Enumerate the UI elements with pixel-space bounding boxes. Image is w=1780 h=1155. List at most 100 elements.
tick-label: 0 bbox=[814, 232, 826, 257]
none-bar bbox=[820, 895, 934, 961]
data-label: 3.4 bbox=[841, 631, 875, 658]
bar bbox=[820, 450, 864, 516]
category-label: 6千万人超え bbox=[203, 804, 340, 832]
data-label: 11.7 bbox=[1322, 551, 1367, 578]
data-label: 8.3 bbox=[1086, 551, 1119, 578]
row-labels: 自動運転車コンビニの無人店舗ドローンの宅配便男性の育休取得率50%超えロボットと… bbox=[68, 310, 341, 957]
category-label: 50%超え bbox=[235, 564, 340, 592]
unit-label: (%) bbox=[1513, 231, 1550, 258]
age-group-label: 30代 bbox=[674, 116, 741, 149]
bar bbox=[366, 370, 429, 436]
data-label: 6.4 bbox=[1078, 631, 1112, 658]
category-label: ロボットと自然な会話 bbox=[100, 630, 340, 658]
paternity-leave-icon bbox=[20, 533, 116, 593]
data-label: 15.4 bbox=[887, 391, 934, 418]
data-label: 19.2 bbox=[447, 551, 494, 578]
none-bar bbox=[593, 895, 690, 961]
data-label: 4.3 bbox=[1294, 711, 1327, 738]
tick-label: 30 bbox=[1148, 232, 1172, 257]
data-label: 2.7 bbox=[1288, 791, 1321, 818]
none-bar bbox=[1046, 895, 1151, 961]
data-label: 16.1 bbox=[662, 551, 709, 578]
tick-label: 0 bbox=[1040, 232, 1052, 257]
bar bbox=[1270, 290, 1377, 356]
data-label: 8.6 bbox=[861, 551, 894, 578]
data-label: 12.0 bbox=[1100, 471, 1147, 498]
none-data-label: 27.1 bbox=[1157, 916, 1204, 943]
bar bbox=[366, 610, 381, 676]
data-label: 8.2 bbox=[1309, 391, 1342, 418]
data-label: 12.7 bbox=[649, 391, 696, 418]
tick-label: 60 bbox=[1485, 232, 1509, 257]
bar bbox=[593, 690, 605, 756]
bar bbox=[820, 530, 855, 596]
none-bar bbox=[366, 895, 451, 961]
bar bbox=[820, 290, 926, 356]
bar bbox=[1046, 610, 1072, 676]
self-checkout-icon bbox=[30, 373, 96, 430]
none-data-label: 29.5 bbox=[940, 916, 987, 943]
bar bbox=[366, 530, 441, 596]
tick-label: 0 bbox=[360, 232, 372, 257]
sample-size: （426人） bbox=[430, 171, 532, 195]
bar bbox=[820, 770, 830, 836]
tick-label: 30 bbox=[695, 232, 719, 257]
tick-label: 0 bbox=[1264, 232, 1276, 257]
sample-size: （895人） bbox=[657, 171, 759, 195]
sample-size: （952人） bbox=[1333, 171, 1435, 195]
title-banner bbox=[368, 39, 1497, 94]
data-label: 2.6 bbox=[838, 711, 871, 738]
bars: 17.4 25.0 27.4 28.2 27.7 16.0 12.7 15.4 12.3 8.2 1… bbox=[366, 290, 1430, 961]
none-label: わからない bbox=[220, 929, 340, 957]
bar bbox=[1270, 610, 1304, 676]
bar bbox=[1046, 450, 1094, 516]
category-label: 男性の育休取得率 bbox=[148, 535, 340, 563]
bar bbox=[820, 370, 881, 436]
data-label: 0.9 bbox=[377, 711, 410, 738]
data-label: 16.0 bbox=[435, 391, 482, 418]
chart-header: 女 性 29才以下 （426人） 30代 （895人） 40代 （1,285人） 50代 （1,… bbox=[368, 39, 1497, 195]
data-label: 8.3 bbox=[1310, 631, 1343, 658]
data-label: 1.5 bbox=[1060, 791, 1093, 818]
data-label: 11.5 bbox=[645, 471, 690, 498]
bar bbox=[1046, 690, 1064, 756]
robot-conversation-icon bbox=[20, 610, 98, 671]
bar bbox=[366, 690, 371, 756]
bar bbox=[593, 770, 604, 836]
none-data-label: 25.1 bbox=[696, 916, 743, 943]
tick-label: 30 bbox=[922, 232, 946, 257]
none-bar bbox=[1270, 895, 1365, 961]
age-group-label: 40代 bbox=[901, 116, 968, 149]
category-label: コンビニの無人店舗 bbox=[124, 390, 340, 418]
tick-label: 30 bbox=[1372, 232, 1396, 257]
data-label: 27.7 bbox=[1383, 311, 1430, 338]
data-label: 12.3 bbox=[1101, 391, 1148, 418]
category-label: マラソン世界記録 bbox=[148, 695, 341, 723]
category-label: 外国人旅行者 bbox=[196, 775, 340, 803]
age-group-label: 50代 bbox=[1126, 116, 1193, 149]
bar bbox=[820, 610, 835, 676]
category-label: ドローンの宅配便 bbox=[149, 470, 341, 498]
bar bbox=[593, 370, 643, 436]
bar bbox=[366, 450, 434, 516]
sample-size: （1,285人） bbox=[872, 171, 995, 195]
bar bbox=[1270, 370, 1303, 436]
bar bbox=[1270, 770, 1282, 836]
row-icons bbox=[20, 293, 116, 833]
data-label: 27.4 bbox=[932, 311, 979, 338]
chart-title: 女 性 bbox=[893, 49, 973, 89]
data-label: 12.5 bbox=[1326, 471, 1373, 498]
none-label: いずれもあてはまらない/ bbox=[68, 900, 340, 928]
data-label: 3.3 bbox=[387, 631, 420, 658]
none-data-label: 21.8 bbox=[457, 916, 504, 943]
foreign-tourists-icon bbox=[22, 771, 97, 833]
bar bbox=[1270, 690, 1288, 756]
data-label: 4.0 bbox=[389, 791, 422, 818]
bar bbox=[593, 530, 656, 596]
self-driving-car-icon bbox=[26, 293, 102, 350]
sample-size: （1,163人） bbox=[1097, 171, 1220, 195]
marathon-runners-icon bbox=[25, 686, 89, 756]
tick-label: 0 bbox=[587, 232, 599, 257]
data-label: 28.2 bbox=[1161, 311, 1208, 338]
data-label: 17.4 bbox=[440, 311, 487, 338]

^^^^^^^^^^^^^^^^

▶ _Set problem_: Copy every row above without changing anything.

▶ _Written answer_:
Enumerate the UI elements with pixel-space bounding boxes. Image is w=1780 h=1155. List at most 100 elements.
tick-label: 0 bbox=[814, 232, 826, 257]
none-bar bbox=[820, 895, 934, 961]
data-label: 3.4 bbox=[841, 631, 875, 658]
bar bbox=[820, 450, 864, 516]
category-label: 6千万人超え bbox=[203, 804, 340, 832]
data-label: 11.7 bbox=[1322, 551, 1367, 578]
data-label: 8.3 bbox=[1086, 551, 1119, 578]
row-labels: 自動運転車コンビニの無人店舗ドローンの宅配便男性の育休取得率50%超えロボットと… bbox=[68, 310, 341, 957]
category-label: 50%超え bbox=[235, 564, 340, 592]
unit-label: (%) bbox=[1513, 231, 1550, 258]
age-group-label: 30代 bbox=[674, 116, 741, 149]
bar bbox=[366, 370, 429, 436]
data-label: 6.4 bbox=[1078, 631, 1112, 658]
category-label: ロボットと自然な会話 bbox=[100, 630, 340, 658]
paternity-leave-icon bbox=[20, 533, 116, 593]
data-label: 15.4 bbox=[887, 391, 934, 418]
data-label: 19.2 bbox=[447, 551, 494, 578]
none-bar bbox=[593, 895, 690, 961]
data-label: 4.3 bbox=[1294, 711, 1327, 738]
tick-label: 30 bbox=[1148, 232, 1172, 257]
data-label: 2.7 bbox=[1288, 791, 1321, 818]
none-bar bbox=[1046, 895, 1151, 961]
data-label: 16.1 bbox=[662, 551, 709, 578]
tick-label: 0 bbox=[1040, 232, 1052, 257]
bar bbox=[1270, 290, 1377, 356]
data-label: 8.6 bbox=[861, 551, 894, 578]
data-label: 12.0 bbox=[1100, 471, 1147, 498]
none-data-label: 27.1 bbox=[1157, 916, 1204, 943]
bar bbox=[366, 610, 381, 676]
data-label: 8.2 bbox=[1309, 391, 1342, 418]
data-label: 12.7 bbox=[649, 391, 696, 418]
tick-label: 60 bbox=[1485, 232, 1509, 257]
bar bbox=[593, 690, 605, 756]
bar bbox=[820, 530, 855, 596]
none-bar bbox=[366, 895, 451, 961]
bar bbox=[820, 290, 926, 356]
bar bbox=[1046, 610, 1072, 676]
self-checkout-icon bbox=[30, 373, 96, 430]
none-data-label: 29.5 bbox=[940, 916, 987, 943]
bar bbox=[366, 530, 441, 596]
tick-label: 0 bbox=[360, 232, 372, 257]
sample-size: （426人） bbox=[430, 171, 532, 195]
bar bbox=[820, 770, 830, 836]
tick-label: 30 bbox=[695, 232, 719, 257]
tick-label: 0 bbox=[1264, 232, 1276, 257]
sample-size: （895人） bbox=[657, 171, 759, 195]
sample-size: （952人） bbox=[1333, 171, 1435, 195]
title-banner bbox=[368, 39, 1497, 94]
data-label: 2.6 bbox=[838, 711, 871, 738]
bars: 17.4 25.0 27.4 28.2 27.7 16.0 12.7 15.4 12.3 8.2 1… bbox=[366, 290, 1430, 961]
none-label: わからない bbox=[220, 929, 340, 957]
bar bbox=[1270, 610, 1304, 676]
bar bbox=[1046, 450, 1094, 516]
category-label: 男性の育休取得率 bbox=[148, 535, 340, 563]
bar bbox=[820, 370, 881, 436]
data-label: 0.9 bbox=[377, 711, 410, 738]
data-label: 16.0 bbox=[435, 391, 482, 418]
chart-header: 女 性 29才以下 （426人） 30代 （895人） 40代 （1,285人） 50代 （1,… bbox=[368, 39, 1497, 195]
data-label: 8.3 bbox=[1310, 631, 1343, 658]
data-label: 1.5 bbox=[1060, 791, 1093, 818]
data-label: 11.5 bbox=[645, 471, 690, 498]
bar bbox=[1046, 690, 1064, 756]
robot-conversation-icon bbox=[20, 610, 98, 671]
bar bbox=[366, 690, 371, 756]
bar bbox=[593, 770, 604, 836]
none-data-label: 25.1 bbox=[696, 916, 743, 943]
tick-label: 30 bbox=[922, 232, 946, 257]
none-bar bbox=[1270, 895, 1365, 961]
age-group-label: 40代 bbox=[901, 116, 968, 149]
category-label: コンビニの無人店舗 bbox=[124, 390, 340, 418]
tick-label: 30 bbox=[1372, 232, 1396, 257]
data-label: 27.7 bbox=[1383, 311, 1430, 338]
data-label: 12.3 bbox=[1101, 391, 1148, 418]
category-label: マラソン世界記録 bbox=[148, 695, 341, 723]
category-label: 外国人旅行者 bbox=[196, 775, 340, 803]
age-group-label: 50代 bbox=[1126, 116, 1193, 149]
bar bbox=[820, 610, 835, 676]
category-label: ドローンの宅配便 bbox=[149, 470, 341, 498]
bar bbox=[593, 370, 643, 436]
bar bbox=[366, 450, 434, 516]
sample-size: （1,285人） bbox=[872, 171, 995, 195]
bar bbox=[1270, 370, 1303, 436]
bar bbox=[1270, 770, 1282, 836]
row-icons bbox=[20, 293, 116, 833]
data-label: 27.4 bbox=[932, 311, 979, 338]
chart-title: 女 性 bbox=[893, 49, 973, 89]
data-label: 12.5 bbox=[1326, 471, 1373, 498]
none-label: いずれもあてはまらない/ bbox=[68, 900, 340, 928]
data-label: 3.3 bbox=[387, 631, 420, 658]
none-data-label: 21.8 bbox=[457, 916, 504, 943]
foreign-tourists-icon bbox=[22, 771, 97, 833]
bar bbox=[1270, 690, 1288, 756]
data-label: 4.0 bbox=[389, 791, 422, 818]
bar bbox=[593, 530, 656, 596]
self-driving-car-icon bbox=[26, 293, 102, 350]
sample-size: （1,163人） bbox=[1097, 171, 1220, 195]
marathon-runners-icon bbox=[25, 686, 89, 756]
tick-label: 0 bbox=[587, 232, 599, 257]
data-label: 28.2 bbox=[1161, 311, 1208, 338]
data-label: 17.4 bbox=[440, 311, 487, 338]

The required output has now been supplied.